***** Selection *****

This part contains warnings and common mistakes.
This passage summarizes things you have learned in the chapter or makes things clear.
This is a task for you to check your knowledge.

You don't have to learn Lua in order to use the Luacontroller, but it's highly recommended.
A good Tutorial can be found here, another option is learning by looking at source codes of mods and creating your own ones.
Craft the Luacontroller:

Build this circuit:

Right-click the Luacontroller:

The green box is called the code area, this is where you code everything.
The Execute button below checks the code for errors and executes it. In case there are errors, they will appear in the space between the code area and the button.
Use the white X on the top right to close the window.

port.a = true
Enter this and close the window. If you did well, the A-Port should now light up.

You can also set multiple ports at once:
port.a = true
port.b = true
port.c = true

The same thing is also possible in one line only:
port = {a=true, b=true, c=true}

All ports are reset when Programming the Controller. However, you can also turn them off manually:
port = {a=false, b=true, c=false, d=true}
Mind that ports are set after the whole code was executed.
port.a = true
port.a = false
This program won't even activate Port A for a millisecond.
Now you know how to set ports of a luacontroller.
A table value for the luacontroller like ports is is called "register". In the luacontroller ports are set from A to D, if it gets interrupted meanwhile, it stops setting ports.

Is a great function. It can mostly output anything you want through the console (the black window that likely started with minetest or the terminal you launched minetest from)
print("Hello World!")
print("What is the answer to life the universe and everything?")
print({answer=42, question="unknown"})

***** Given data *****

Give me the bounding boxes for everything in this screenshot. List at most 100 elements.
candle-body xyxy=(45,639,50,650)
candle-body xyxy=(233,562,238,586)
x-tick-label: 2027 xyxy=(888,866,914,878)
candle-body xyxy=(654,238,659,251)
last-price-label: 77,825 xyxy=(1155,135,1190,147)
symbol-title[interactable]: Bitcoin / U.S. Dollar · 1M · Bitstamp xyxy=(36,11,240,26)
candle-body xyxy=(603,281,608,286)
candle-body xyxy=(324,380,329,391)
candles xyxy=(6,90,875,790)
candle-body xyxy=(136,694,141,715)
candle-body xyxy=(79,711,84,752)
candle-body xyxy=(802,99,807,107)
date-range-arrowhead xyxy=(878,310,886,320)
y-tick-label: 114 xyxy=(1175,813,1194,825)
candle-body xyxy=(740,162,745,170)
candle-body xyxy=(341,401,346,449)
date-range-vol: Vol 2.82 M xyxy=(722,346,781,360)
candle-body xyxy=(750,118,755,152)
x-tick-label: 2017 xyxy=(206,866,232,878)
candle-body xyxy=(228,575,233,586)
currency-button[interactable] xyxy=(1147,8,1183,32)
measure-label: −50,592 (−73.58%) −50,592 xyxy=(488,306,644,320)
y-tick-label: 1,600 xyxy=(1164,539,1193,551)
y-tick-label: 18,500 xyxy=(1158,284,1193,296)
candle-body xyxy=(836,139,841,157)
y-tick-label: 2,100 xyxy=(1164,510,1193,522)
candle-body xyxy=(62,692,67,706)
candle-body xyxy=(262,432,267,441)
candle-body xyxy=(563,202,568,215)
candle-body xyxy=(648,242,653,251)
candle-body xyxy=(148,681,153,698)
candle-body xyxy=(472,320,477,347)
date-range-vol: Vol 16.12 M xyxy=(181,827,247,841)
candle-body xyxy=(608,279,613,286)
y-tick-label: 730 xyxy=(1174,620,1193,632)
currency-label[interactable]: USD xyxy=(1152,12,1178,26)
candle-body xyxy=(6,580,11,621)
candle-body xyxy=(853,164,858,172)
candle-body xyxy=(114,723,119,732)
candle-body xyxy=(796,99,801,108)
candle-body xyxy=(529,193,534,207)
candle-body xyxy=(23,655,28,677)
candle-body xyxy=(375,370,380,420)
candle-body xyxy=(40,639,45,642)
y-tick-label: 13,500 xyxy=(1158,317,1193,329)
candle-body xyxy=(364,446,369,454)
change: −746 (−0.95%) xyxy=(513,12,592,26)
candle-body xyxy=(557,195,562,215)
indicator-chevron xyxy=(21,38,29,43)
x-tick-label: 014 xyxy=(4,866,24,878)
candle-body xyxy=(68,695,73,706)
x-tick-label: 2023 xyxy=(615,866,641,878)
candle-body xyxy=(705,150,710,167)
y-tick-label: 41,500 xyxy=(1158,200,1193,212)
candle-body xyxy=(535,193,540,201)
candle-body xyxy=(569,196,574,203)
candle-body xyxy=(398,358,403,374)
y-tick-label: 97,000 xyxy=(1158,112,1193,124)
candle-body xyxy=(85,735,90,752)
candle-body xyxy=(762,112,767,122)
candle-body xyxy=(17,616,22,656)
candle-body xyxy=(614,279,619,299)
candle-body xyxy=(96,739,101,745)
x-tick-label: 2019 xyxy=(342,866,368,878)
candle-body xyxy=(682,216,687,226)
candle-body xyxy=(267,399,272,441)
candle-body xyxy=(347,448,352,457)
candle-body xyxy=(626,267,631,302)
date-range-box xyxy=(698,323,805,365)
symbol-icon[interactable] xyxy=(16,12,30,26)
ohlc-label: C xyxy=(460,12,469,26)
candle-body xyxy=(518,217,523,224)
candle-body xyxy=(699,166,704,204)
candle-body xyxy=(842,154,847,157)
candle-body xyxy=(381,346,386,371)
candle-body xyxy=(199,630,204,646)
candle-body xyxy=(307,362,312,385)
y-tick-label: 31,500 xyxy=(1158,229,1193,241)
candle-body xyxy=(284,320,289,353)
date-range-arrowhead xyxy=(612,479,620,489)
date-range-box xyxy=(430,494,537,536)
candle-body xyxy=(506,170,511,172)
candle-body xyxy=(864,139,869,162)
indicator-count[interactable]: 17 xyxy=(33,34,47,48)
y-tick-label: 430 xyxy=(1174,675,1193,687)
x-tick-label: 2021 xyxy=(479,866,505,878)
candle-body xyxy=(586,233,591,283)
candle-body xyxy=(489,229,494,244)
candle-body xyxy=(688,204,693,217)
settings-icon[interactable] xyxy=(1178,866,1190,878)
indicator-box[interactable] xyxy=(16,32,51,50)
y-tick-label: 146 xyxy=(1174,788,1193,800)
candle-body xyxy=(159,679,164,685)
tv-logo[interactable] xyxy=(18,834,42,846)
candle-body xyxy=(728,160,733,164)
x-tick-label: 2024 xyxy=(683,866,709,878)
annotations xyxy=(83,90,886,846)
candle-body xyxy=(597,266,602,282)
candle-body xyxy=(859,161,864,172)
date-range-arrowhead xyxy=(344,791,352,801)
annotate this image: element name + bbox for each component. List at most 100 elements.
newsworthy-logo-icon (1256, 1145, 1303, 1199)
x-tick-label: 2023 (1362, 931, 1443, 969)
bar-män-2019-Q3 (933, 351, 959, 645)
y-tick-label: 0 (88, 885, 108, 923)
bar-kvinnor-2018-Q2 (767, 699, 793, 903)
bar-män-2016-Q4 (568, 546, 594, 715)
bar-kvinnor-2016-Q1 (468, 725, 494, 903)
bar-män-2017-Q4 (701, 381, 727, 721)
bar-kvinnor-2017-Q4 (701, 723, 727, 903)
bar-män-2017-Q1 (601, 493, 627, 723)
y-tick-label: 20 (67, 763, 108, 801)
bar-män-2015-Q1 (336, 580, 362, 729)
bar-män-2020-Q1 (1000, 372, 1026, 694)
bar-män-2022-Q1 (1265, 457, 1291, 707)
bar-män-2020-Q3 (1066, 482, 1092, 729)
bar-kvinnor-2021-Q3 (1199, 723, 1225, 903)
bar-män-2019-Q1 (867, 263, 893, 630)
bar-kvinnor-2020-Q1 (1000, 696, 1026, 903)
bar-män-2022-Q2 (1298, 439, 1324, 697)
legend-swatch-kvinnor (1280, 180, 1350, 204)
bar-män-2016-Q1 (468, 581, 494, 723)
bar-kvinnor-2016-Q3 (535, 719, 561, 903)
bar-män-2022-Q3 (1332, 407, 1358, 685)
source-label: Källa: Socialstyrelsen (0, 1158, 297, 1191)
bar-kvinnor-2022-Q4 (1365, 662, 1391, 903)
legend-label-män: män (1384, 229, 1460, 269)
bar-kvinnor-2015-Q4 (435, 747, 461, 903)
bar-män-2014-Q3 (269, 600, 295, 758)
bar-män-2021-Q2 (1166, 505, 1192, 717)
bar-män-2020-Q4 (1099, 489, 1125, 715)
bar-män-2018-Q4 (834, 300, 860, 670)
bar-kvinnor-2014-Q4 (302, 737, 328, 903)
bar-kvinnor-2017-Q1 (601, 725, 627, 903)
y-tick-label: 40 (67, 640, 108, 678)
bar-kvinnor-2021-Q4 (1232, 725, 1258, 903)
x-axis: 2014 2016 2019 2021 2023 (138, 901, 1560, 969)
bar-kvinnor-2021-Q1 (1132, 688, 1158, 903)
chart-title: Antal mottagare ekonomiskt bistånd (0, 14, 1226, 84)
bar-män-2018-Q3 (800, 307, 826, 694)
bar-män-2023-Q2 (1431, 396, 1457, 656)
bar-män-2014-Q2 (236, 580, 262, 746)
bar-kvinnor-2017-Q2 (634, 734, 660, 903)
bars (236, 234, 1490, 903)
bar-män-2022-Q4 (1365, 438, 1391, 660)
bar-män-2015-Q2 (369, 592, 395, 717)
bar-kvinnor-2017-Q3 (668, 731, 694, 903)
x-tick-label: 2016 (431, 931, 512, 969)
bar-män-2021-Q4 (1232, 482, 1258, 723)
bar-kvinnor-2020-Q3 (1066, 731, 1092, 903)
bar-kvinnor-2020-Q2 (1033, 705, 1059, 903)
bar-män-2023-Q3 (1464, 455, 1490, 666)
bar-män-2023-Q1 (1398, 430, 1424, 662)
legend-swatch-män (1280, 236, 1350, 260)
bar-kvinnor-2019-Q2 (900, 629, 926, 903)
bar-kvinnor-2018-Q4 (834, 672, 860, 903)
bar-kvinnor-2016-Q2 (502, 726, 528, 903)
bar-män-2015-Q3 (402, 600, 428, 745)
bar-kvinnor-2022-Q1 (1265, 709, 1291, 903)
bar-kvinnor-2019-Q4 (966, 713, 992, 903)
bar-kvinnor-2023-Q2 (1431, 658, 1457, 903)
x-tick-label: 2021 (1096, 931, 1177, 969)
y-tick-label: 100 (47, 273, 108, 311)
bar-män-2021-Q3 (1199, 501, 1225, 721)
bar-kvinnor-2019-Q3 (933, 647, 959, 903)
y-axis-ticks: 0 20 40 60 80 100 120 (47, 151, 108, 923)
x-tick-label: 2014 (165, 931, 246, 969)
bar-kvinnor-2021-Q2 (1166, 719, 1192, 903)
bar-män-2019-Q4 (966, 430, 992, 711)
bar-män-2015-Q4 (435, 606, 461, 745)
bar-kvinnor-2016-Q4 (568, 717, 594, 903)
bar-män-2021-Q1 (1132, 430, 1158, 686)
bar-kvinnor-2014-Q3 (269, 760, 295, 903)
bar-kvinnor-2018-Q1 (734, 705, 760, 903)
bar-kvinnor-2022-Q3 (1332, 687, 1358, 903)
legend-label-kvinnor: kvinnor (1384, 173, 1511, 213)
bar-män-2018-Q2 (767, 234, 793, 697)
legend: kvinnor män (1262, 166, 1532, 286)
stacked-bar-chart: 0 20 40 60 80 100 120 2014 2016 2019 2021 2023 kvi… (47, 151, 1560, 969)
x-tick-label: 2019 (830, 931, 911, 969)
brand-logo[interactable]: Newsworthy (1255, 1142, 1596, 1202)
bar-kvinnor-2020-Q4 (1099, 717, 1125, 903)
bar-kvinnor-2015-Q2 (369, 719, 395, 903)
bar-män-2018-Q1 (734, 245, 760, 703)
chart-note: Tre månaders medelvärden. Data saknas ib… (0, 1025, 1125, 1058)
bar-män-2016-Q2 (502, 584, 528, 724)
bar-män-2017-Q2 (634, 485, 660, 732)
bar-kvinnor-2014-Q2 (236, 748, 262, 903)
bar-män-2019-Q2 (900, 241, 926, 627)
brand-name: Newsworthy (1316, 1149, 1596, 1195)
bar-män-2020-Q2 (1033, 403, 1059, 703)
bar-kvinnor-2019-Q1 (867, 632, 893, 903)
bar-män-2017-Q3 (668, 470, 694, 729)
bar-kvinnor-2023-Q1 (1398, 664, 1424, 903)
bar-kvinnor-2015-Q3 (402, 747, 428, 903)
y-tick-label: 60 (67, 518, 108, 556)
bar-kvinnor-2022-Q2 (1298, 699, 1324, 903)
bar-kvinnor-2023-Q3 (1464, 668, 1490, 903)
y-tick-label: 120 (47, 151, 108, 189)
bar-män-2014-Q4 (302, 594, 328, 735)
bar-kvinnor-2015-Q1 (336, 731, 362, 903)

*****

List every line of code in the Luacontroller tutorial that calls print. Rely only on the Luacontroller tutorial, not on outside knowledge.

print("Hello World!")
print("What is the answer to life the universe and everything?")
print({answer=42, question="unknown"})